**EXERCISE TASK:**
Search the listing below for the word "Saint" and copy each line that holds it.

(Dataset entries)

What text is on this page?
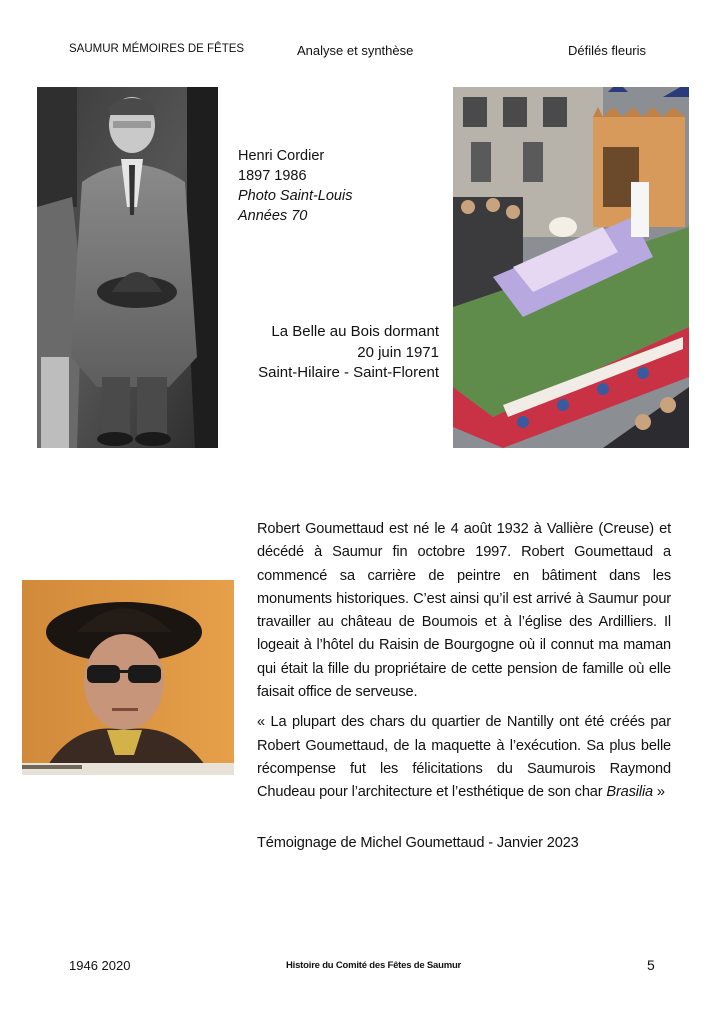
SAUMUR MÉMOIRES DE FÊTES	Analyse et synthèse	Défilés fleuris
Henri Cordier
1897 1986
Photo Saint-Louis
Années 70
La Belle au Bois dormant
20 juin 1971
Saint-Hilaire - Saint-Florent

Robert Goumettaud est né le 4 août 1932 à Vallière (Creuse) et décédé à Saumur fin octobre 1997. Robert Goumettaud a commencé sa carrière de peintre en bâtiment dans les monuments historiques. C’est ainsi qu’il est arrivé à Saumur pour travailler au château de Boumois et à l’église des Ardilliers. Il logeait à l’hôtel du Raisin de Bourgogne où il connut ma maman qui était la fille du propriétaire de cette pension de famille où elle faisait office de serveuse.

« La plupart des chars du quartier de Nantilly ont été créés par Robert Goumettaud, de la maquette à l’exécution. Sa plus belle récompense fut les félicitations du Saumurois Raymond Chudeau pour l’architecture et l’esthétique de son char Brasilia »

Témoignage de Michel Goumettaud - Janvier 2023
1946 2020	Histoire du Comité des Fêtes de Saumur	5
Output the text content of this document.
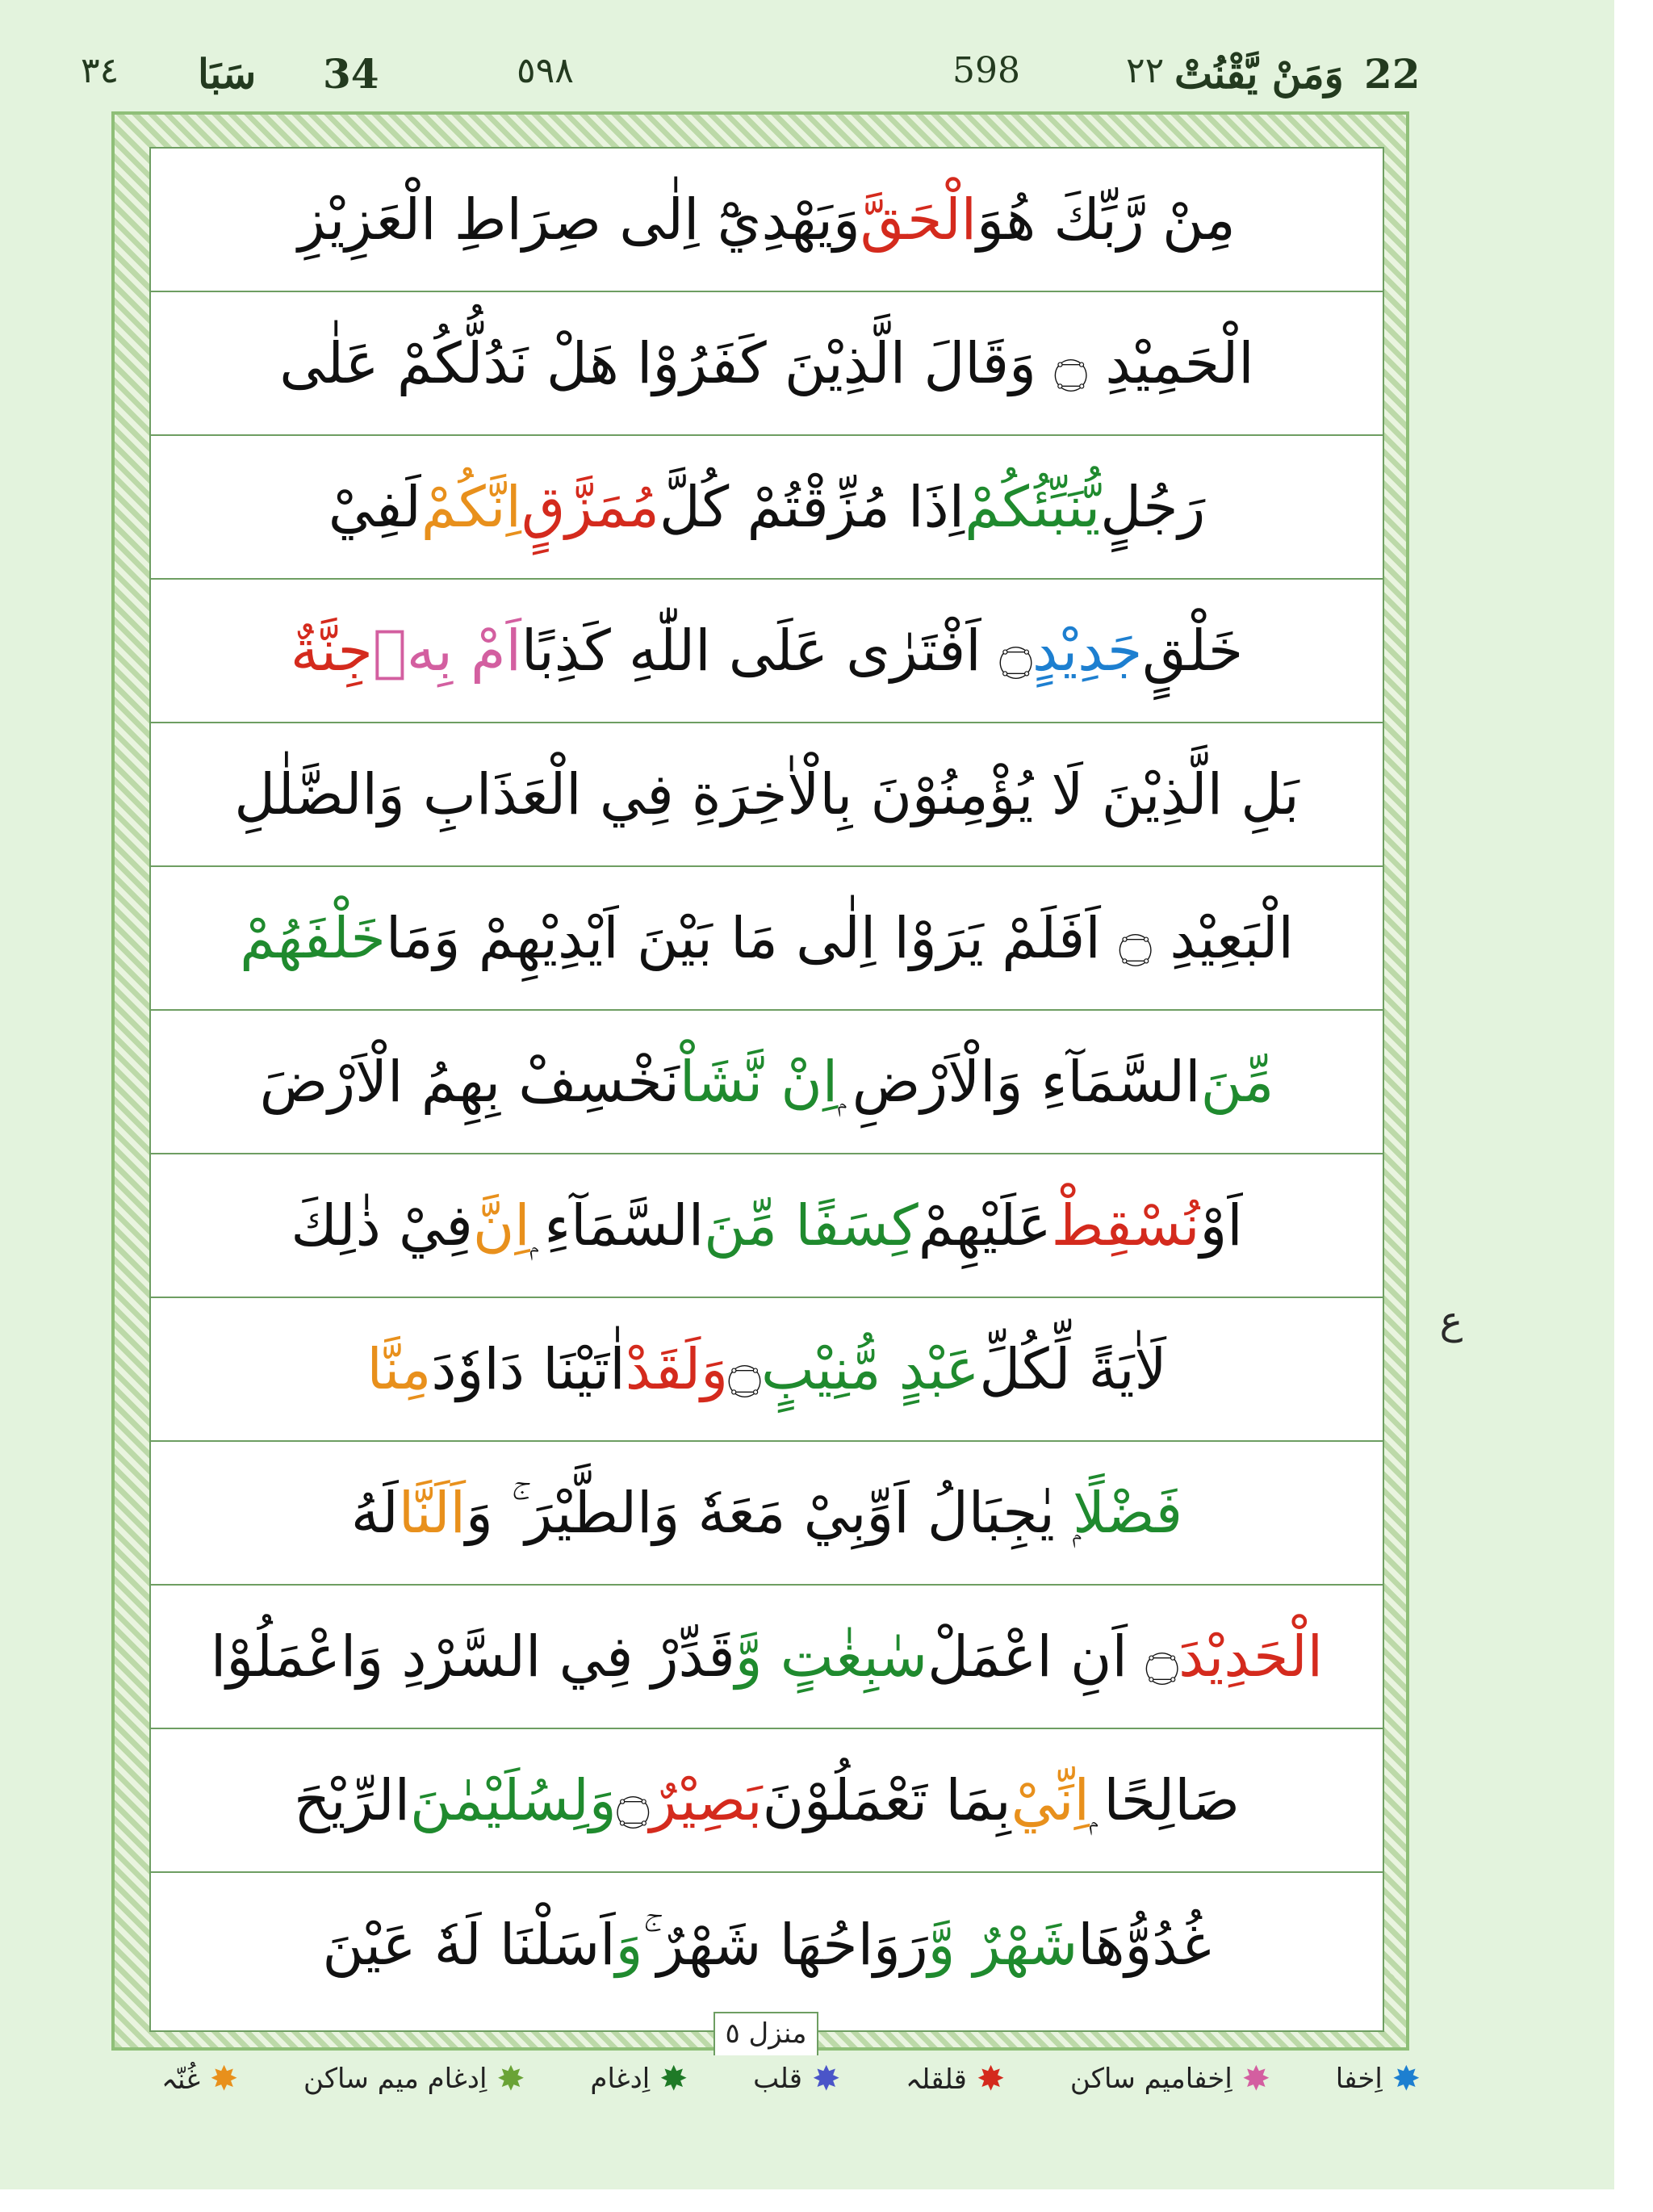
٣٤ سَبَا 34	٥٩٨	598	٢٢ وَمَنْ يَّقْنُتْ 22
مِنْ رَّبِّكَ هُوَ
الْحَقَّ
وَيَهْدِيْٓ اِلٰى صِرَاطِ الْعَزِيْزِ
الْحَمِيْدِ ۝ وَقَالَ الَّذِيْنَ كَفَرُوْا هَلْ نَدُلُّكُمْ عَلٰى
رَجُلٍ
يُّنَبِّئُكُمْ
اِذَا مُزِّقْتُمْ كُلَّ
مُمَزَّقٍ
اِنَّكُمْ
لَفِيْ
خَلْقٍ
جَدِيْدٍ
۝ اَفْتَرٰى عَلَى اللّٰهِ كَذِبًا
اَمْ بِهٖ
جِنَّةٌ
بَلِ الَّذِيْنَ لَا يُؤْمِنُوْنَ بِالْاٰخِرَةِ فِي الْعَذَابِ وَالضَّلٰلِ
الْبَعِيْدِ ۝ اَفَلَمْ يَرَوْا اِلٰى مَا بَيْنَ اَيْدِيْهِمْ وَمَا
خَلْفَهُمْ
مِّنَ
السَّمَآءِ وَالْاَرْضِ ۭ
اِنْ نَّشَاْ
نَخْسِفْ بِهِمُ الْاَرْضَ
اَوْ
نُسْقِطْ
عَلَيْهِمْ
كِسَفًا مِّنَ
السَّمَآءِ ۭ
اِنَّ
فِيْ ذٰلِكَ
لَاٰيَةً لِّكُلِّ
عَبْدٍ مُّنِيْبٍ
۝
وَلَقَدْ
اٰتَيْنَا دَاوٗدَ
مِنَّا
فَضْلًا
ۭ يٰجِبَالُ اَوِّبِيْ مَعَهٗ وَالطَّيْرَ ۚ وَ
اَلَنَّا
لَهُ
الْحَدِيْدَ
۝ اَنِ اعْمَلْ
سٰبِغٰتٍ وَّ
قَدِّرْ فِي السَّرْدِ وَاعْمَلُوْا
صَالِحًا ۭ
اِنِّيْ
بِمَا تَعْمَلُوْنَ
بَصِيْرٌ
۝
وَلِسُلَيْمٰنَ
الرِّيْحَ
غُدُوُّهَا
شَهْرٌ وَّ
رَوَاحُهَا شَهْرٌ ۚ
وَ
اَسَلْنَا لَهٗ عَيْنَ
ع
منزل ٥
✸
اِخفا
✸
اِخفامیم ساکن
✸
قلقلہ
✸
قلب
✸
اِدغام
✸
اِدغام میم ساکن
✸
غُنّہ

**SOLVED PROBLEM:**
Photo Saint-Louis
Saint-Hilaire - Saint-Florent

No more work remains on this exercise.